--- Task brief ---
Write out all lines holding the word "image".

--------------------------------

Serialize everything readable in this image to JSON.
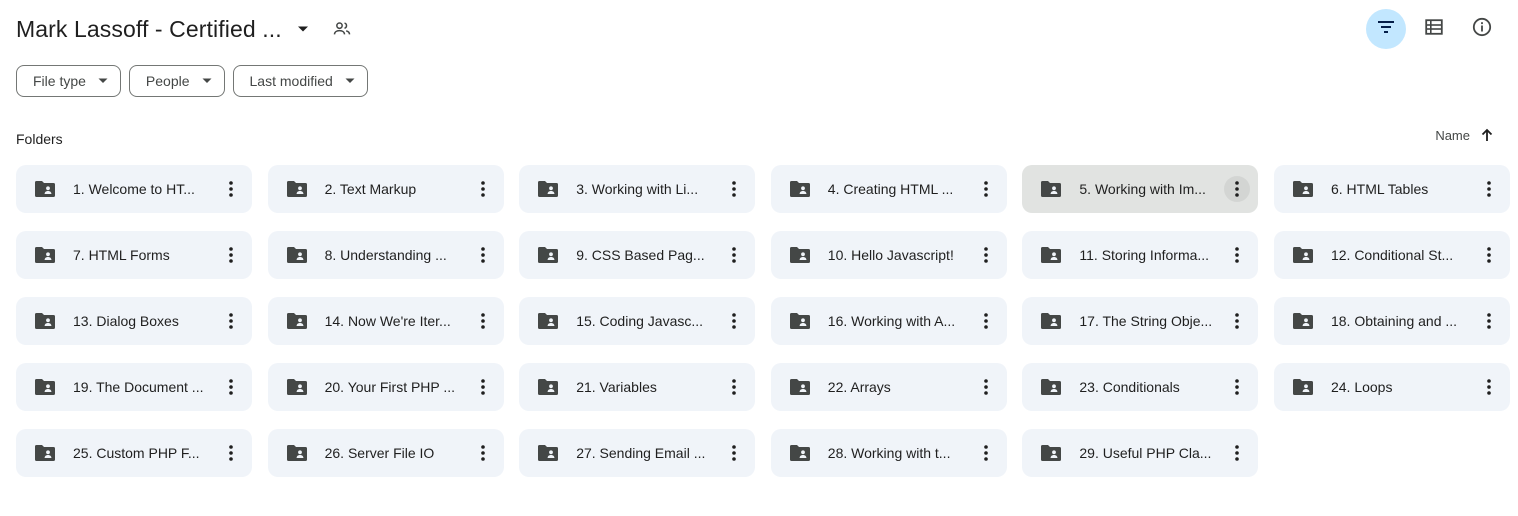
{
  "header": {
    "title": "Mark Lassoff - Certified ...",
    "title_caret_icon": "arrow-drop-down-icon",
    "shared_icon": "shared-people-icon"
  },
  "top_actions": [
    {
      "icon": "filter-icon",
      "active": true
    },
    {
      "icon": "list-view-icon",
      "active": false
    },
    {
      "icon": "info-icon",
      "active": false
    }
  ],
  "filters": {
    "file_type": "File type",
    "people": "People",
    "last_modified": "Last modified"
  },
  "section": {
    "label": "Folders"
  },
  "sort": {
    "label": "Name",
    "icon": "arrow-upward-icon"
  },
  "colors": {
    "folder_bg": "#f0f4f9",
    "folder_selected_bg": "#e1e3e1",
    "accent": "#c2e7ff",
    "icon": "#444746"
  },
  "folders": [
    {
      "name": "1. Welcome to HT..."
    },
    {
      "name": "2. Text Markup"
    },
    {
      "name": "3. Working with Li..."
    },
    {
      "name": "4. Creating HTML ..."
    },
    {
      "name": "5. Working with Im...",
      "selected": true
    },
    {
      "name": "6. HTML Tables"
    },
    {
      "name": "7. HTML Forms"
    },
    {
      "name": "8. Understanding ..."
    },
    {
      "name": "9. CSS Based Pag..."
    },
    {
      "name": "10. Hello Javascript!"
    },
    {
      "name": "11. Storing Informa..."
    },
    {
      "name": "12. Conditional St..."
    },
    {
      "name": "13. Dialog Boxes"
    },
    {
      "name": "14. Now We're Iter..."
    },
    {
      "name": "15. Coding Javasc..."
    },
    {
      "name": "16. Working with A..."
    },
    {
      "name": "17. The String Obje..."
    },
    {
      "name": "18. Obtaining and ..."
    },
    {
      "name": "19. The Document ..."
    },
    {
      "name": "20. Your First PHP ..."
    },
    {
      "name": "21. Variables"
    },
    {
      "name": "22. Arrays"
    },
    {
      "name": "23. Conditionals"
    },
    {
      "name": "24. Loops"
    },
    {
      "name": "25. Custom PHP F..."
    },
    {
      "name": "26. Server File IO"
    },
    {
      "name": "27. Sending Email ..."
    },
    {
      "name": "28. Working with t..."
    },
    {
      "name": "29. Useful PHP Cla..."
    }
  ]
}
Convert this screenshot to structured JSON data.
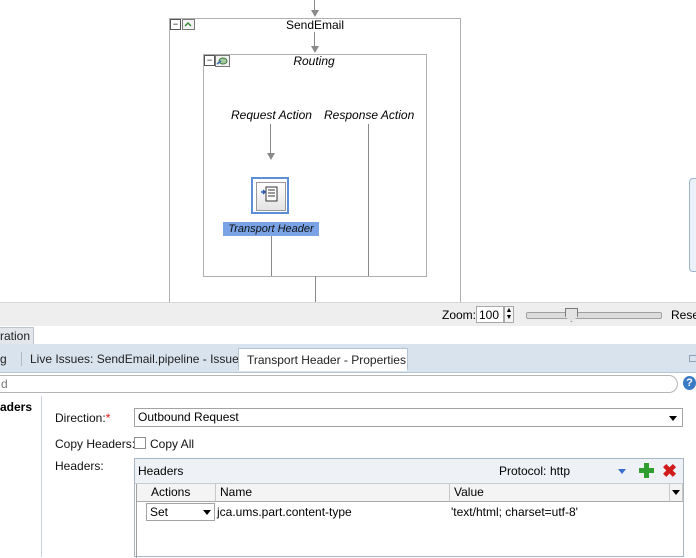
{
  "canvas": {
    "stage_title": "SendEmail",
    "routing_title": "Routing",
    "request_action": "Request Action",
    "response_action": "Response Action",
    "action_node_label": "Transport Header"
  },
  "zoom": {
    "label": "Zoom:",
    "value": "100",
    "reset_label": "Rese",
    "level_percent": 100
  },
  "panel_tabs": {
    "left_partial": "ration",
    "tabs": [
      {
        "label": "g",
        "active": false
      },
      {
        "label": "Live Issues: SendEmail.pipeline - Issues",
        "active": false
      },
      {
        "label": "Transport Header - Properties",
        "active": true,
        "close": "×"
      }
    ]
  },
  "search": {
    "partial_text": "d"
  },
  "help": {
    "glyph": "?"
  },
  "properties": {
    "section_partial": "aders",
    "direction_label": "Direction:",
    "required_mark": "*",
    "direction_value": "Outbound Request",
    "copy_headers_label": "Copy Headers:",
    "copy_all_label": "Copy All",
    "copy_all_checked": false,
    "headers_label": "Headers:",
    "headers_panel": {
      "title": "Headers",
      "protocol_label": "Protocol:",
      "protocol_value": "http",
      "add_icon": "plus-icon",
      "remove_icon": "x-icon",
      "columns": [
        "Actions",
        "Name",
        "Value"
      ],
      "rows": [
        {
          "action": "Set",
          "name": "jca.ums.part.content-type",
          "value": "'text/html; charset=utf-8'"
        }
      ]
    }
  }
}
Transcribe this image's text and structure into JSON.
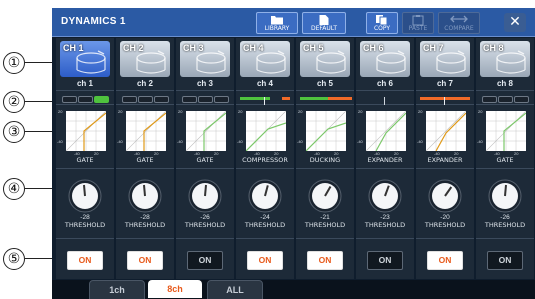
{
  "window": {
    "title": "DYNAMICS 1"
  },
  "toolbar": {
    "library": "LIBRARY",
    "default": "DEFAULT",
    "copy": "COPY",
    "paste": "PASTE",
    "compare": "COMPARE",
    "close": "✕"
  },
  "callouts": [
    "①",
    "②",
    "③",
    "④",
    "⑤"
  ],
  "colors": {
    "accent_on": "#e85a1c",
    "meter_green": "#4fc23e",
    "meter_orange": "#f06a28",
    "title_bar": "#2b5aa4"
  },
  "threshold_label": "THRESHOLD",
  "channels": [
    {
      "tag": "CH 1",
      "name": "ch 1",
      "type": "GATE",
      "threshold": "-28",
      "on": "ON",
      "on_state": true,
      "selected": true,
      "meter": "green",
      "curve": "gate"
    },
    {
      "tag": "CH 2",
      "name": "ch 2",
      "type": "GATE",
      "threshold": "-28",
      "on": "ON",
      "on_state": true,
      "selected": false,
      "meter": "none",
      "curve": "gate"
    },
    {
      "tag": "CH 3",
      "name": "ch 3",
      "type": "GATE",
      "threshold": "-26",
      "on": "ON",
      "on_state": false,
      "selected": false,
      "meter": "none",
      "curve": "gate"
    },
    {
      "tag": "CH 4",
      "name": "ch 4",
      "type": "COMPRESSOR",
      "threshold": "-24",
      "on": "ON",
      "on_state": true,
      "selected": false,
      "meter": "comp",
      "curve": "comp"
    },
    {
      "tag": "CH 5",
      "name": "ch 5",
      "type": "DUCKING",
      "threshold": "-21",
      "on": "ON",
      "on_state": true,
      "selected": false,
      "meter": "duck",
      "curve": "comp"
    },
    {
      "tag": "CH 6",
      "name": "ch 6",
      "type": "EXPANDER",
      "threshold": "-23",
      "on": "ON",
      "on_state": false,
      "selected": false,
      "meter": "line",
      "curve": "exp"
    },
    {
      "tag": "CH 7",
      "name": "ch 7",
      "type": "EXPANDER",
      "threshold": "-20",
      "on": "ON",
      "on_state": true,
      "selected": false,
      "meter": "orange",
      "curve": "exp"
    },
    {
      "tag": "CH 8",
      "name": "ch 8",
      "type": "GATE",
      "threshold": "-26",
      "on": "ON",
      "on_state": false,
      "selected": false,
      "meter": "none",
      "curve": "gate"
    }
  ],
  "graph_labels": {
    "top": "20",
    "mid": "-40",
    "bottom_left": "-40",
    "bottom_right": "20"
  },
  "tabs": [
    "1ch",
    "8ch",
    "ALL"
  ],
  "active_tab": "8ch"
}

--------------------------------

--- Task answer ---
Serialize everything readable in this image to JSON.
Transcribe this image's text and structure into JSON.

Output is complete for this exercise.